Brief - Extract the whole listing as it stands. Do not include the pictures.

Supplied information -

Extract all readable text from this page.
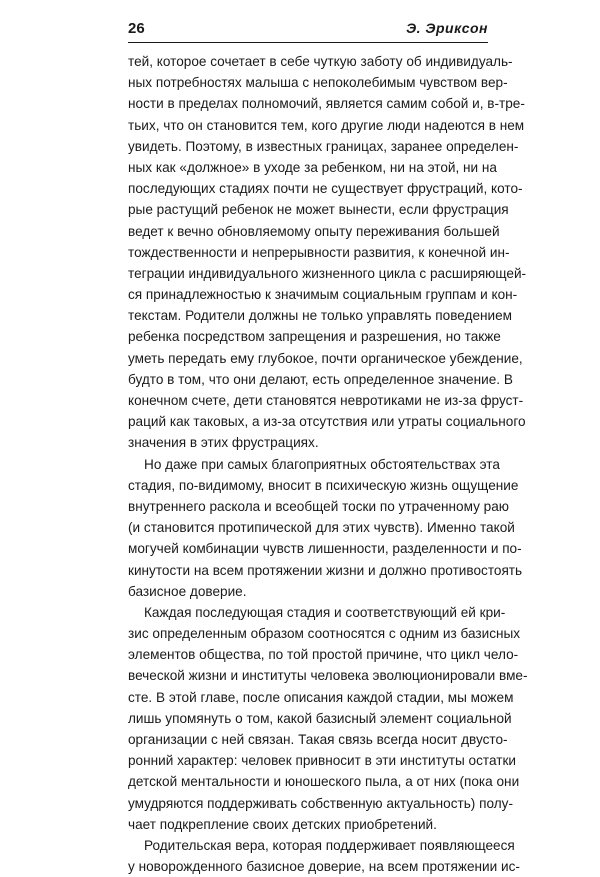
26	Э. Эриксон
тей, которое сочетает в себе чуткую заботу об индивидуаль-
ных потребностях малыша с непоколебимым чувством вер-
ности в пределах полномочий, является самим собой и, в-тре-
тьих, что он становится тем, кого другие люди надеются в нем
увидеть. Поэтому, в известных границах, заранее определен-
ных как «должное» в уходе за ребенком, ни на этой, ни на
последующих стадиях почти не существует фрустраций, кото-
рые растущий ребенок не может вынести, если фрустрация
ведет к вечно обновляемому опыту переживания большей
тождественности и непрерывности развития, к конечной ин-
теграции индивидуального жизненного цикла с расширяющей-
ся принадлежностью к значимым социальным группам и кон-
текстам. Родители должны не только управлять поведением
ребенка посредством запрещения и разрешения, но также
уметь передать ему глубокое, почти органическое убеждение,
будто в том, что они делают, есть определенное значение. В
конечном счете, дети становятся невротиками не из-за фруст-
раций как таковых, а из-за отсутствия или утраты социального
значения в этих фрустрациях.
Но даже при самых благоприятных обстоятельствах эта
стадия, по-видимому, вносит в психическую жизнь ощущение
внутреннего раскола и всеобщей тоски по утраченному раю
(и становится протипической для этих чувств). Именно такой
могучей комбинации чувств лишенности, разделенности и по-
кинутости на всем протяжении жизни и должно противостоять
базисное доверие.
Каждая последующая стадия и соответствующий ей кри-
зис определенным образом соотносятся с одним из базисных
элементов общества, по той простой причине, что цикл чело-
веческой жизни и институты человека эволюционировали вме-
сте. В этой главе, после описания каждой стадии, мы можем
лишь упомянуть о том, какой базисный элемент социальной
организации с ней связан. Такая связь всегда носит двусто-
ронний характер: человек привносит в эти институты остатки
детской ментальности и юношеского пыла, а от них (пока они
умудряются поддерживать собственную актуальность) полу-
чает подкрепление своих детских приобретений.
Родительская вера, которая поддерживает появляющееся
у новорожденного базисное доверие, на всем протяжении ис-
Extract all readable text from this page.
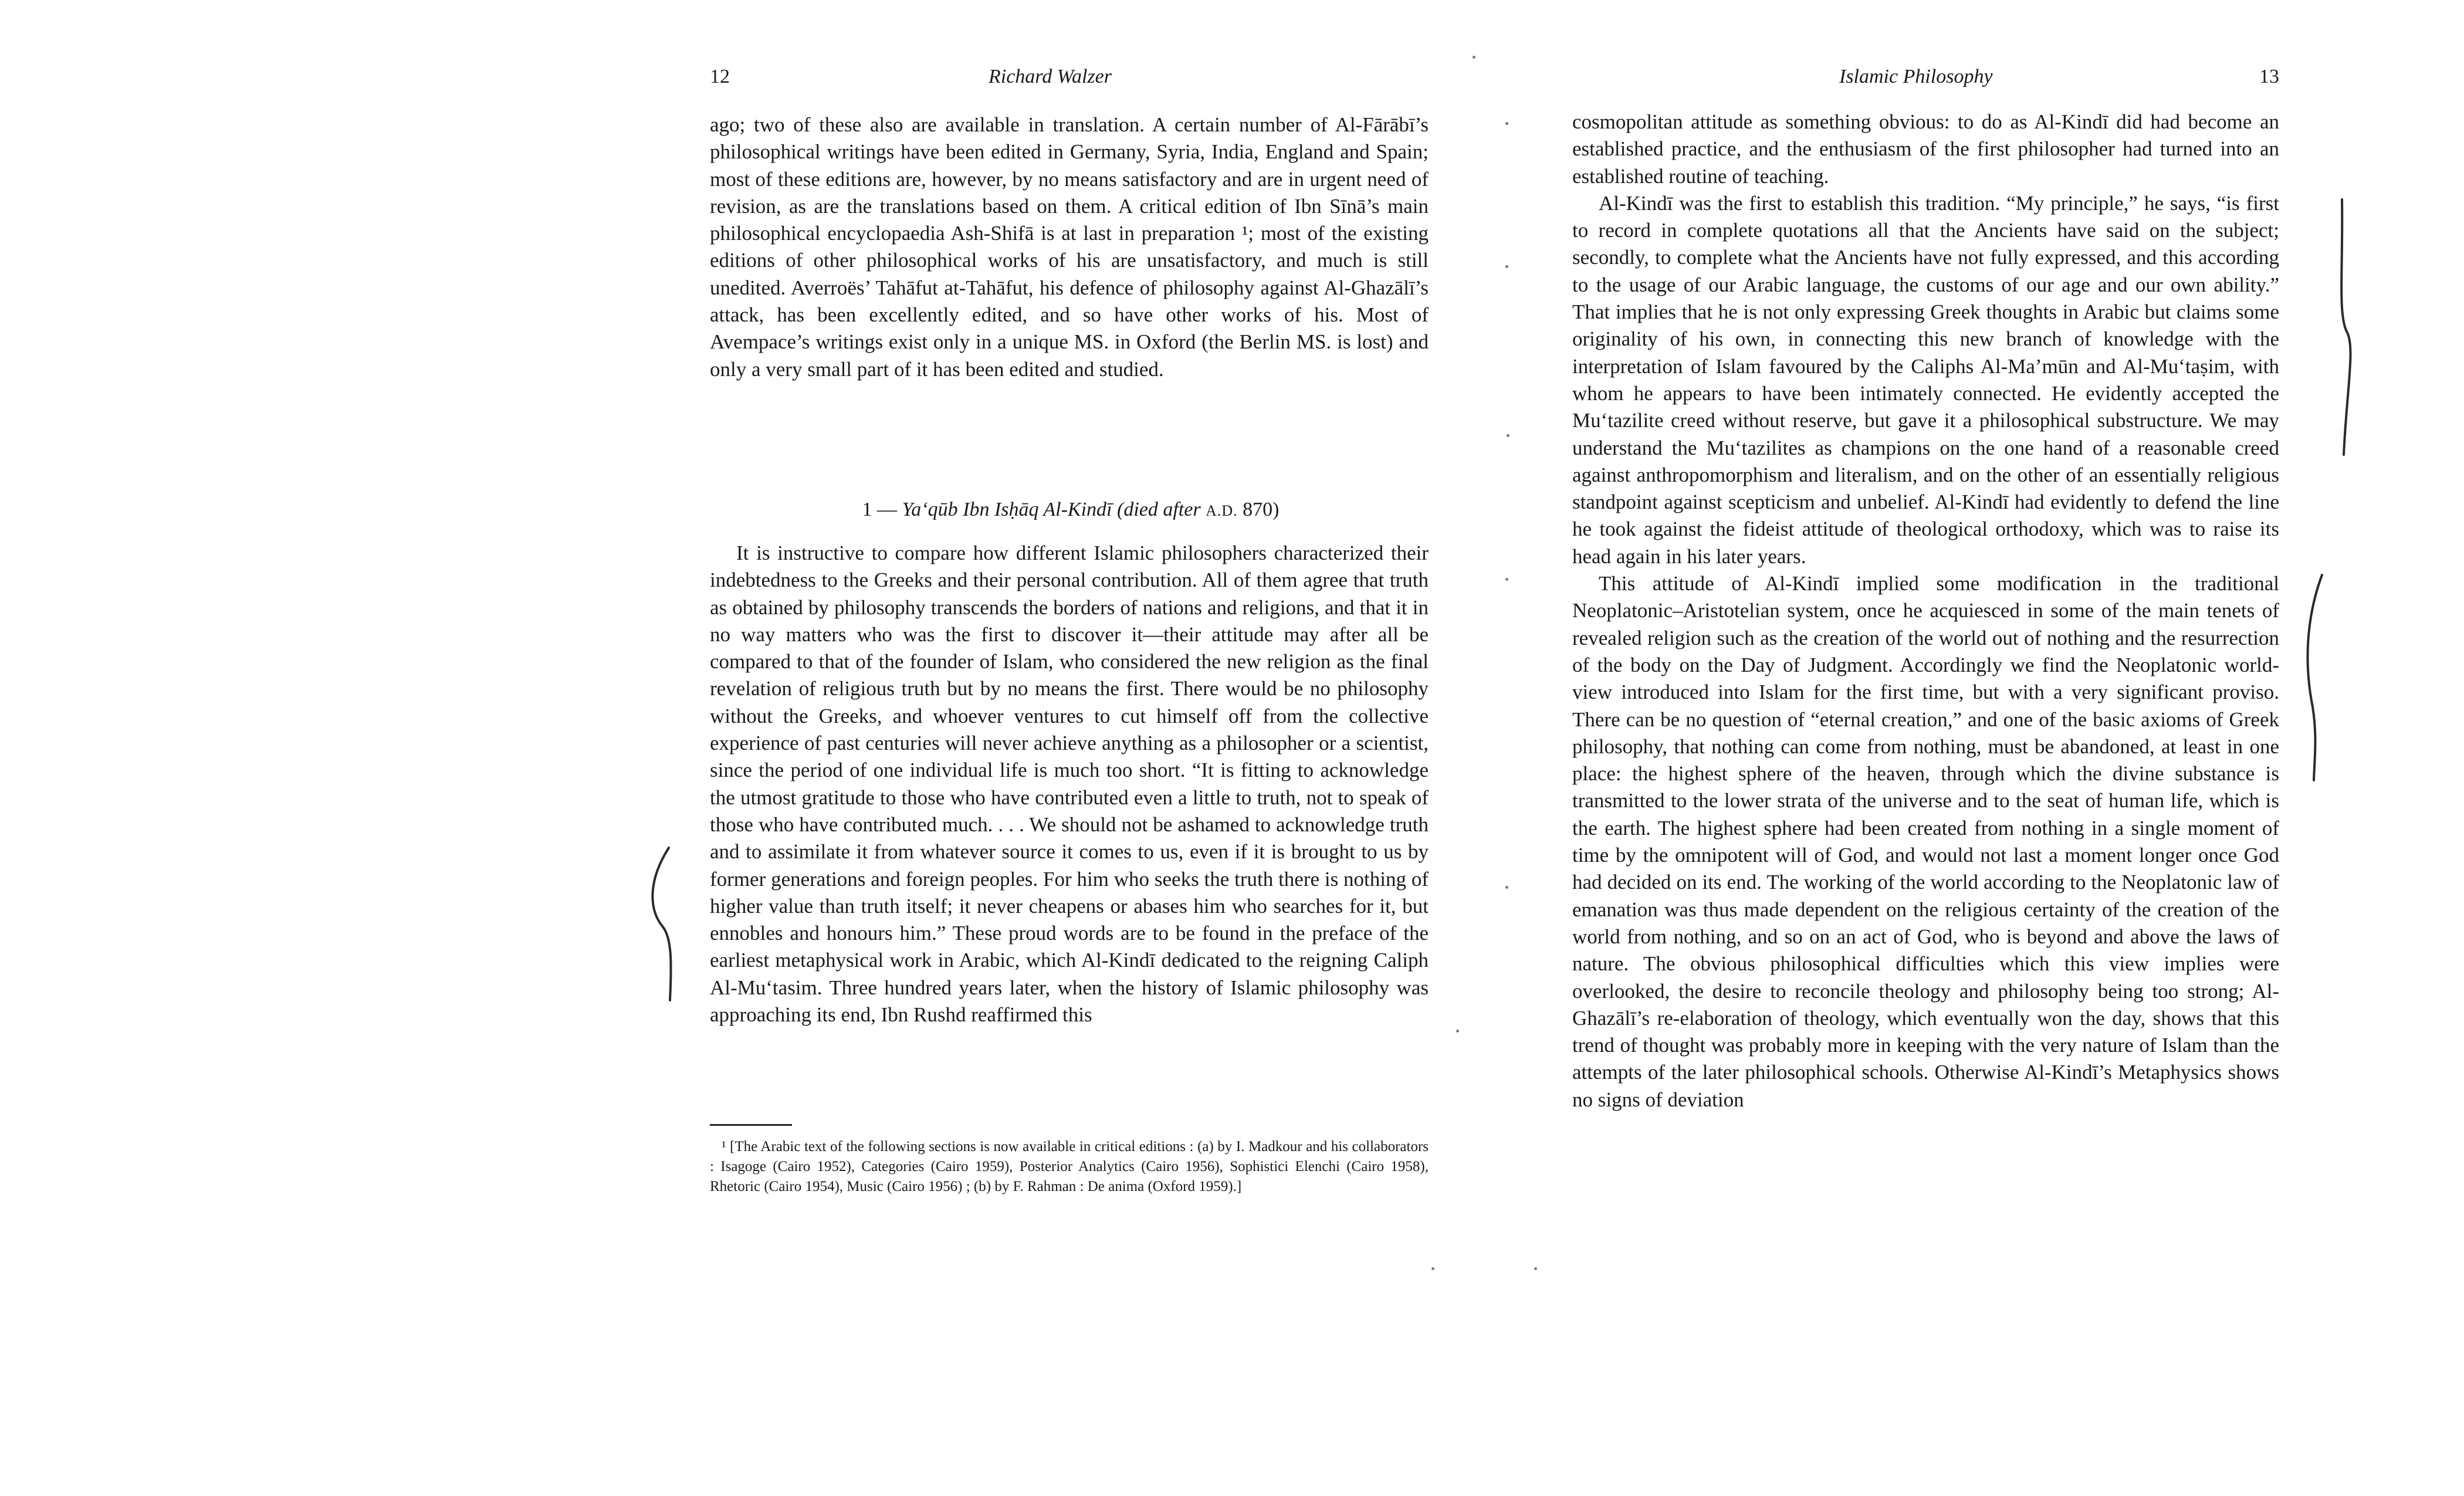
12	Richard Walzer

ago; two of these also are available in translation. A certain number of Al-Fārābī’s philosophical writings have been edited in Germany, Syria, India, England and Spain; most of these editions are, however, by no means satisfactory and are in urgent need of revision, as are the translations based on them. A critical edition of Ibn Sīnā’s main philosophical encyclopaedia Ash-Shifā is at last in preparation ¹; most of the existing editions of other philosophical works of his are unsatisfactory, and much is still unedited. Averroës’ Tahāfut at-Tahāfut, his defence of philosophy against Al-Ghazālī’s attack, has been excellently edited, and so have other works of his. Most of Avempace’s writings exist only in a unique MS. in Oxford (the Berlin MS. is lost) and only a very small part of it has been edited and studied.

1 — Ya‘qūb Ibn Isḥāq Al-Kindī (died after A.D. 870)

It is instructive to compare how different Islamic philosophers characterized their indebtedness to the Greeks and their personal contribution. All of them agree that truth as obtained by philosophy transcends the borders of nations and religions, and that it in no way matters who was the first to discover it—their attitude may after all be compared to that of the founder of Islam, who considered the new religion as the final revelation of religious truth but by no means the first. There would be no philosophy without the Greeks, and whoever ventures to cut himself off from the collective experience of past centuries will never achieve anything as a philosopher or a scientist, since the period of one individual life is much too short. “It is fitting to acknowledge the utmost gratitude to those who have contributed even a little to truth, not to speak of those who have contributed much. . . . We should not be ashamed to acknowledge truth and to assimilate it from whatever source it comes to us, even if it is brought to us by former generations and foreign peoples. For him who seeks the truth there is nothing of higher value than truth itself; it never cheapens or abases him who searches for it, but ennobles and honours him.” These proud words are to be found in the preface of the earliest metaphysical work in Arabic, which Al-Kindī dedicated to the reigning Caliph Al-Mu‘tasim. Three hundred years later, when the history of Islamic philosophy was approaching its end, Ibn Rushd reaffirmed this

¹ [The Arabic text of the following sections is now available in critical editions : (a) by I. Madkour and his collaborators : Isagoge (Cairo 1952), Categories (Cairo 1959), Posterior Analytics (Cairo 1956), Sophistici Elenchi (Cairo 1958), Rhetoric (Cairo 1954), Music (Cairo 1956) ; (b) by F. Rahman : De anima (Oxford 1959).]

Islamic Philosophy	13

cosmopolitan attitude as something obvious: to do as Al-Kindī did had become an established practice, and the enthusiasm of the first philosopher had turned into an established routine of teaching.

Al-Kindī was the first to establish this tradition. “My principle,” he says, “is first to record in complete quotations all that the Ancients have said on the subject; secondly, to complete what the Ancients have not fully expressed, and this according to the usage of our Arabic language, the customs of our age and our own ability.” That implies that he is not only expressing Greek thoughts in Arabic but claims some originality of his own, in connecting this new branch of knowledge with the interpretation of Islam favoured by the Caliphs Al-Ma’mūn and Al-Mu‘taṣim, with whom he appears to have been intimately connected. He evidently accepted the Mu‘tazilite creed without reserve, but gave it a philosophical substructure. We may understand the Mu‘tazilites as champions on the one hand of a reasonable creed against anthropomorphism and literalism, and on the other of an essentially religious standpoint against scepticism and unbelief. Al-Kindī had evidently to defend the line he took against the fideist attitude of theological orthodoxy, which was to raise its head again in his later years.

This attitude of Al-Kindī implied some modification in the traditional Neoplatonic–Aristotelian system, once he acquiesced in some of the main tenets of revealed religion such as the creation of the world out of nothing and the resurrection of the body on the Day of Judgment. Accordingly we find the Neoplatonic world-view introduced into Islam for the first time, but with a very significant proviso. There can be no question of “eternal creation,” and one of the basic axioms of Greek philosophy, that nothing can come from nothing, must be abandoned, at least in one place: the highest sphere of the heaven, through which the divine substance is transmitted to the lower strata of the universe and to the seat of human life, which is the earth. The highest sphere had been created from nothing in a single moment of time by the omnipotent will of God, and would not last a moment longer once God had decided on its end. The working of the world according to the Neoplatonic law of emanation was thus made dependent on the religious certainty of the creation of the world from nothing, and so on an act of God, who is beyond and above the laws of nature. The obvious philosophical difficulties which this view implies were overlooked, the desire to reconcile theology and philosophy being too strong; Al-Ghazālī’s re-elaboration of theology, which eventually won the day, shows that this trend of thought was probably more in keeping with the very nature of Islam than the attempts of the later philosophical schools. Otherwise Al-Kindī’s Metaphysics shows no signs of deviation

Solved problem -
Extract all readable text from this page.
26	Э. Эриксон
тей, которое сочетает в себе чуткую заботу об индивидуаль-
ных потребностях малыша с непоколебимым чувством вер-
ности в пределах полномочий, является самим собой и, в-тре-
тьих, что он становится тем, кого другие люди надеются в нем
увидеть. Поэтому, в известных границах, заранее определен-
ных как «должное» в уходе за ребенком, ни на этой, ни на
последующих стадиях почти не существует фрустраций, кото-
рые растущий ребенок не может вынести, если фрустрация
ведет к вечно обновляемому опыту переживания большей
тождественности и непрерывности развития, к конечной ин-
теграции индивидуального жизненного цикла с расширяющей-
ся принадлежностью к значимым социальным группам и кон-
текстам. Родители должны не только управлять поведением
ребенка посредством запрещения и разрешения, но также
уметь передать ему глубокое, почти органическое убеждение,
будто в том, что они делают, есть определенное значение. В
конечном счете, дети становятся невротиками не из-за фруст-
раций как таковых, а из-за отсутствия или утраты социального
значения в этих фрустрациях.
Но даже при самых благоприятных обстоятельствах эта
стадия, по-видимому, вносит в психическую жизнь ощущение
внутреннего раскола и всеобщей тоски по утраченному раю
(и становится протипической для этих чувств). Именно такой
могучей комбинации чувств лишенности, разделенности и по-
кинутости на всем протяжении жизни и должно противостоять
базисное доверие.
Каждая последующая стадия и соответствующий ей кри-
зис определенным образом соотносятся с одним из базисных
элементов общества, по той простой причине, что цикл чело-
веческой жизни и институты человека эволюционировали вме-
сте. В этой главе, после описания каждой стадии, мы можем
лишь упомянуть о том, какой базисный элемент социальной
организации с ней связан. Такая связь всегда носит двусто-
ронний характер: человек привносит в эти институты остатки
детской ментальности и юношеского пыла, а от них (пока они
умудряются поддерживать собственную актуальность) полу-
чает подкрепление своих детских приобретений.
Родительская вера, которая поддерживает появляющееся
у новорожденного базисное доверие, на всем протяжении ис-
Extract all readable text from this page.
12	Richard Walzer

ago; two of these also are available in translation. A certain number of Al-Fārābī’s philosophical writings have been edited in Germany, Syria, India, England and Spain; most of these editions are, however, by no means satisfactory and are in urgent need of revision, as are the translations based on them. A critical edition of Ibn Sīnā’s main philosophical encyclopaedia Ash-Shifā is at last in preparation ¹; most of the existing editions of other philosophical works of his are unsatisfactory, and much is still unedited. Averroës’ Tahāfut at-Tahāfut, his defence of philosophy against Al-Ghazālī’s attack, has been excellently edited, and so have other works of his. Most of Avempace’s writings exist only in a unique MS. in Oxford (the Berlin MS. is lost) and only a very small part of it has been edited and studied.

1 — Ya‘qūb Ibn Isḥāq Al-Kindī (died after A.D. 870)

It is instructive to compare how different Islamic philosophers characterized their indebtedness to the Greeks and their personal contribution. All of them agree that truth as obtained by philosophy transcends the borders of nations and religions, and that it in no way matters who was the first to discover it—their attitude may after all be compared to that of the founder of Islam, who considered the new religion as the final revelation of religious truth but by no means the first. There would be no philosophy without the Greeks, and whoever ventures to cut himself off from the collective experience of past centuries will never achieve anything as a philosopher or a scientist, since the period of one individual life is much too short. “It is fitting to acknowledge the utmost gratitude to those who have contributed even a little to truth, not to speak of those who have contributed much. . . . We should not be ashamed to acknowledge truth and to assimilate it from whatever source it comes to us, even if it is brought to us by former generations and foreign peoples. For him who seeks the truth there is nothing of higher value than truth itself; it never cheapens or abases him who searches for it, but ennobles and honours him.” These proud words are to be found in the preface of the earliest metaphysical work in Arabic, which Al-Kindī dedicated to the reigning Caliph Al-Mu‘tasim. Three hundred years later, when the history of Islamic philosophy was approaching its end, Ibn Rushd reaffirmed this

¹ [The Arabic text of the following sections is now available in critical editions : (a) by I. Madkour and his collaborators : Isagoge (Cairo 1952), Categories (Cairo 1959), Posterior Analytics (Cairo 1956), Sophistici Elenchi (Cairo 1958), Rhetoric (Cairo 1954), Music (Cairo 1956) ; (b) by F. Rahman : De anima (Oxford 1959).]

Islamic Philosophy	13

cosmopolitan attitude as something obvious: to do as Al-Kindī did had become an established practice, and the enthusiasm of the first philosopher had turned into an established routine of teaching.

Al-Kindī was the first to establish this tradition. “My principle,” he says, “is first to record in complete quotations all that the Ancients have said on the subject; secondly, to complete what the Ancients have not fully expressed, and this according to the usage of our Arabic language, the customs of our age and our own ability.” That implies that he is not only expressing Greek thoughts in Arabic but claims some originality of his own, in connecting this new branch of knowledge with the interpretation of Islam favoured by the Caliphs Al-Ma’mūn and Al-Mu‘taṣim, with whom he appears to have been intimately connected. He evidently accepted the Mu‘tazilite creed without reserve, but gave it a philosophical substructure. We may understand the Mu‘tazilites as champions on the one hand of a reasonable creed against anthropomorphism and literalism, and on the other of an essentially religious standpoint against scepticism and unbelief. Al-Kindī had evidently to defend the line he took against the fideist attitude of theological orthodoxy, which was to raise its head again in his later years.

This attitude of Al-Kindī implied some modification in the traditional Neoplatonic–Aristotelian system, once he acquiesced in some of the main tenets of revealed religion such as the creation of the world out of nothing and the resurrection of the body on the Day of Judgment. Accordingly we find the Neoplatonic world-view introduced into Islam for the first time, but with a very significant proviso. There can be no question of “eternal creation,” and one of the basic axioms of Greek philosophy, that nothing can come from nothing, must be abandoned, at least in one place: the highest sphere of the heaven, through which the divine substance is transmitted to the lower strata of the universe and to the seat of human life, which is the earth. The highest sphere had been created from nothing in a single moment of time by the omnipotent will of God, and would not last a moment longer once God had decided on its end. The working of the world according to the Neoplatonic law of emanation was thus made dependent on the religious certainty of the creation of the world from nothing, and so on an act of God, who is beyond and above the laws of nature. The obvious philosophical difficulties which this view implies were overlooked, the desire to reconcile theology and philosophy being too strong; Al-Ghazālī’s re-elaboration of theology, which eventually won the day, shows that this trend of thought was probably more in keeping with the very nature of Islam than the attempts of the later philosophical schools. Otherwise Al-Kindī’s Metaphysics shows no signs of deviation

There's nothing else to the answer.